> Entries supplied:
__________

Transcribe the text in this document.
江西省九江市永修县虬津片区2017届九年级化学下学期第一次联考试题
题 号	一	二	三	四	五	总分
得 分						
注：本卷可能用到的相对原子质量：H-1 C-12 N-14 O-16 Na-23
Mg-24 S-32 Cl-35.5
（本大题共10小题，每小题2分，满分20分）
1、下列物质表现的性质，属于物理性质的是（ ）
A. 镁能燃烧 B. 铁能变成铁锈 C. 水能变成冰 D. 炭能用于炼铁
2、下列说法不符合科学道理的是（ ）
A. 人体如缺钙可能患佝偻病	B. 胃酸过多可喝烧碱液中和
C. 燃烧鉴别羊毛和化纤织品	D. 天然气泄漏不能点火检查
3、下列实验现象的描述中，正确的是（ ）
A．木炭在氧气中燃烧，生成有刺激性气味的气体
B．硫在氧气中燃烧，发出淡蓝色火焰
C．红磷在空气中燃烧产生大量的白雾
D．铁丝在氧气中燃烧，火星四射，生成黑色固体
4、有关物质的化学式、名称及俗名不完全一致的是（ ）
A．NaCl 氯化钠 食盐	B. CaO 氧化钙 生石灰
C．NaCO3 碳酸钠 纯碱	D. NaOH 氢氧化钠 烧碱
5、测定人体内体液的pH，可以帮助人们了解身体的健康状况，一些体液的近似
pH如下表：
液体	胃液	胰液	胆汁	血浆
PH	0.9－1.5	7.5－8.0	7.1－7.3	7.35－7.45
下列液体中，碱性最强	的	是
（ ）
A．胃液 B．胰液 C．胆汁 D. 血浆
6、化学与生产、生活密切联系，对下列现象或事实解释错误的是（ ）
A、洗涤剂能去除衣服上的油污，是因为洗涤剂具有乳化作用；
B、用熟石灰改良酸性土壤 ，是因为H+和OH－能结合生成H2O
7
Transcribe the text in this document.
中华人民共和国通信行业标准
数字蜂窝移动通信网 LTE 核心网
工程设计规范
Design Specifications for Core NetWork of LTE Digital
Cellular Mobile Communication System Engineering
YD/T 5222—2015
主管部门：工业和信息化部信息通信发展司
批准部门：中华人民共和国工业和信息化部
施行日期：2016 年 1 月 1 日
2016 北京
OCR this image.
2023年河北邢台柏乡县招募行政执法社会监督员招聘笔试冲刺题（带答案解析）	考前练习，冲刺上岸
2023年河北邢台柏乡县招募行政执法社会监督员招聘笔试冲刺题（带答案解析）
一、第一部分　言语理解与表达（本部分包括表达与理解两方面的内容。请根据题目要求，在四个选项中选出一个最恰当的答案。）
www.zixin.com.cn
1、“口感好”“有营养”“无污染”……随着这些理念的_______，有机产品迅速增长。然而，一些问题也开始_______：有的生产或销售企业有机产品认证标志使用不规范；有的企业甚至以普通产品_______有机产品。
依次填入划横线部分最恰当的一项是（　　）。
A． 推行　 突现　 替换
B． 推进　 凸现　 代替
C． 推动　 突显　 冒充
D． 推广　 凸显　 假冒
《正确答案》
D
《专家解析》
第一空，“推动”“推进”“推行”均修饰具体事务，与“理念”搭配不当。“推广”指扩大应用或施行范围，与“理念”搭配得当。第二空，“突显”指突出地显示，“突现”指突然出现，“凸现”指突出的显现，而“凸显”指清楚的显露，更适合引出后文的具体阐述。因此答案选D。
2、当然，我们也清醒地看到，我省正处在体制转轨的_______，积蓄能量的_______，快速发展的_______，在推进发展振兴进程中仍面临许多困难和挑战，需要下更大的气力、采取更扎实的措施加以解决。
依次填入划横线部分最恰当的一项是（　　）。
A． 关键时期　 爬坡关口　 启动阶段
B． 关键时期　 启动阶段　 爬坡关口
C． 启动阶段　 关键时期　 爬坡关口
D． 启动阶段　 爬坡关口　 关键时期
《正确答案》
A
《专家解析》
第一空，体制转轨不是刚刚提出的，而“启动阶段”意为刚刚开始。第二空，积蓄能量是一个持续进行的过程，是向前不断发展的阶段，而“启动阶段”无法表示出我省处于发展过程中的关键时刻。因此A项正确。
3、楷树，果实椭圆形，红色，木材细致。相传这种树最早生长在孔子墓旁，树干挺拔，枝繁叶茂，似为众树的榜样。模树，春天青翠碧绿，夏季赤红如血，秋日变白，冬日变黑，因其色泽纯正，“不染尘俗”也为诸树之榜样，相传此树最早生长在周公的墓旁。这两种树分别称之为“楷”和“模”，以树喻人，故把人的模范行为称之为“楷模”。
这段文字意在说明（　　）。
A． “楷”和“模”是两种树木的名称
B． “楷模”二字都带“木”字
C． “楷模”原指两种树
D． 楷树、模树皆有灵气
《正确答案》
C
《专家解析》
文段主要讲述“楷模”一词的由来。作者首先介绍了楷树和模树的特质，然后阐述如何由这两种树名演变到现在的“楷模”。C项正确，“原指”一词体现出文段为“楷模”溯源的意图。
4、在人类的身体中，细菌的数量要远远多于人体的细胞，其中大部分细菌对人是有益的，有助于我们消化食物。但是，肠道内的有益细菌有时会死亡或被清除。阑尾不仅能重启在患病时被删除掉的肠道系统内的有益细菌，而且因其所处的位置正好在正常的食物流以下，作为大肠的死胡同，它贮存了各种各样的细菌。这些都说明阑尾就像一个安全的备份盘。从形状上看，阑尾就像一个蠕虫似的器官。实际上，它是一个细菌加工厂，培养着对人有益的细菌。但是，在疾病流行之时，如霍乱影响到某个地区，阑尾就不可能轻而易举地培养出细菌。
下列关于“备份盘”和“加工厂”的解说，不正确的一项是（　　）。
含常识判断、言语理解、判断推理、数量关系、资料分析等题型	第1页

__________

> Problem to solve: Write out the material from the first line to the last, exactly.

> Finished task:
Transcribe the text in this document.
江西省九江市永修县虬津片区2017届九年级化学下学期第一次联考试题
题 号	一	二	三	四	五	总分
得 分						
注：本卷可能用到的相对原子质量：H-1 C-12 N-14 O-16 Na-23
Mg-24 S-32 Cl-35.5
（本大题共10小题，每小题2分，满分20分）
1、下列物质表现的性质，属于物理性质的是（ ）
A. 镁能燃烧 B. 铁能变成铁锈 C. 水能变成冰 D. 炭能用于炼铁
2、下列说法不符合科学道理的是（ ）
A. 人体如缺钙可能患佝偻病	B. 胃酸过多可喝烧碱液中和
C. 燃烧鉴别羊毛和化纤织品	D. 天然气泄漏不能点火检查
3、下列实验现象的描述中，正确的是（ ）
A．木炭在氧气中燃烧，生成有刺激性气味的气体
B．硫在氧气中燃烧，发出淡蓝色火焰
C．红磷在空气中燃烧产生大量的白雾
D．铁丝在氧气中燃烧，火星四射，生成黑色固体
4、有关物质的化学式、名称及俗名不完全一致的是（ ）
A．NaCl 氯化钠 食盐	B. CaO 氧化钙 生石灰
C．NaCO3 碳酸钠 纯碱	D. NaOH 氢氧化钠 烧碱
5、测定人体内体液的pH，可以帮助人们了解身体的健康状况，一些体液的近似
pH如下表：
液体	胃液	胰液	胆汁	血浆
PH	0.9－1.5	7.5－8.0	7.1－7.3	7.35－7.45
下列液体中，碱性最强	的	是
（ ）
A．胃液 B．胰液 C．胆汁 D. 血浆
6、化学与生产、生活密切联系，对下列现象或事实解释错误的是（ ）
A、洗涤剂能去除衣服上的油污，是因为洗涤剂具有乳化作用；
B、用熟石灰改良酸性土壤 ，是因为H+和OH－能结合生成H2O
7
Transcribe the text in this document.
中华人民共和国通信行业标准
数字蜂窝移动通信网 LTE 核心网
工程设计规范
Design Specifications for Core NetWork of LTE Digital
Cellular Mobile Communication System Engineering
YD/T 5222—2015
主管部门：工业和信息化部信息通信发展司
批准部门：中华人民共和国工业和信息化部
施行日期：2016 年 1 月 1 日
2016 北京
OCR this image.
2023年河北邢台柏乡县招募行政执法社会监督员招聘笔试冲刺题（带答案解析）	考前练习，冲刺上岸
2023年河北邢台柏乡县招募行政执法社会监督员招聘笔试冲刺题（带答案解析）
一、第一部分　言语理解与表达（本部分包括表达与理解两方面的内容。请根据题目要求，在四个选项中选出一个最恰当的答案。）
www.zixin.com.cn
1、“口感好”“有营养”“无污染”……随着这些理念的_______，有机产品迅速增长。然而，一些问题也开始_______：有的生产或销售企业有机产品认证标志使用不规范；有的企业甚至以普通产品_______有机产品。
依次填入划横线部分最恰当的一项是（　　）。
A． 推行　 突现　 替换
B． 推进　 凸现　 代替
C． 推动　 突显　 冒充
D． 推广　 凸显　 假冒
《正确答案》
D
《专家解析》
第一空，“推动”“推进”“推行”均修饰具体事务，与“理念”搭配不当。“推广”指扩大应用或施行范围，与“理念”搭配得当。第二空，“突显”指突出地显示，“突现”指突然出现，“凸现”指突出的显现，而“凸显”指清楚的显露，更适合引出后文的具体阐述。因此答案选D。
2、当然，我们也清醒地看到，我省正处在体制转轨的_______，积蓄能量的_______，快速发展的_______，在推进发展振兴进程中仍面临许多困难和挑战，需要下更大的气力、采取更扎实的措施加以解决。
依次填入划横线部分最恰当的一项是（　　）。
A． 关键时期　 爬坡关口　 启动阶段
B． 关键时期　 启动阶段　 爬坡关口
C． 启动阶段　 关键时期　 爬坡关口
D． 启动阶段　 爬坡关口　 关键时期
《正确答案》
A
《专家解析》
第一空，体制转轨不是刚刚提出的，而“启动阶段”意为刚刚开始。第二空，积蓄能量是一个持续进行的过程，是向前不断发展的阶段，而“启动阶段”无法表示出我省处于发展过程中的关键时刻。因此A项正确。
3、楷树，果实椭圆形，红色，木材细致。相传这种树最早生长在孔子墓旁，树干挺拔，枝繁叶茂，似为众树的榜样。模树，春天青翠碧绿，夏季赤红如血，秋日变白，冬日变黑，因其色泽纯正，“不染尘俗”也为诸树之榜样，相传此树最早生长在周公的墓旁。这两种树分别称之为“楷”和“模”，以树喻人，故把人的模范行为称之为“楷模”。
这段文字意在说明（　　）。
A． “楷”和“模”是两种树木的名称
B． “楷模”二字都带“木”字
C． “楷模”原指两种树
D． 楷树、模树皆有灵气
《正确答案》
C
《专家解析》
文段主要讲述“楷模”一词的由来。作者首先介绍了楷树和模树的特质，然后阐述如何由这两种树名演变到现在的“楷模”。C项正确，“原指”一词体现出文段为“楷模”溯源的意图。
4、在人类的身体中，细菌的数量要远远多于人体的细胞，其中大部分细菌对人是有益的，有助于我们消化食物。但是，肠道内的有益细菌有时会死亡或被清除。阑尾不仅能重启在患病时被删除掉的肠道系统内的有益细菌，而且因其所处的位置正好在正常的食物流以下，作为大肠的死胡同，它贮存了各种各样的细菌。这些都说明阑尾就像一个安全的备份盘。从形状上看，阑尾就像一个蠕虫似的器官。实际上，它是一个细菌加工厂，培养着对人有益的细菌。但是，在疾病流行之时，如霍乱影响到某个地区，阑尾就不可能轻而易举地培养出细菌。
下列关于“备份盘”和“加工厂”的解说，不正确的一项是（　　）。
含常识判断、言语理解、判断推理、数量关系、资料分析等题型	第1页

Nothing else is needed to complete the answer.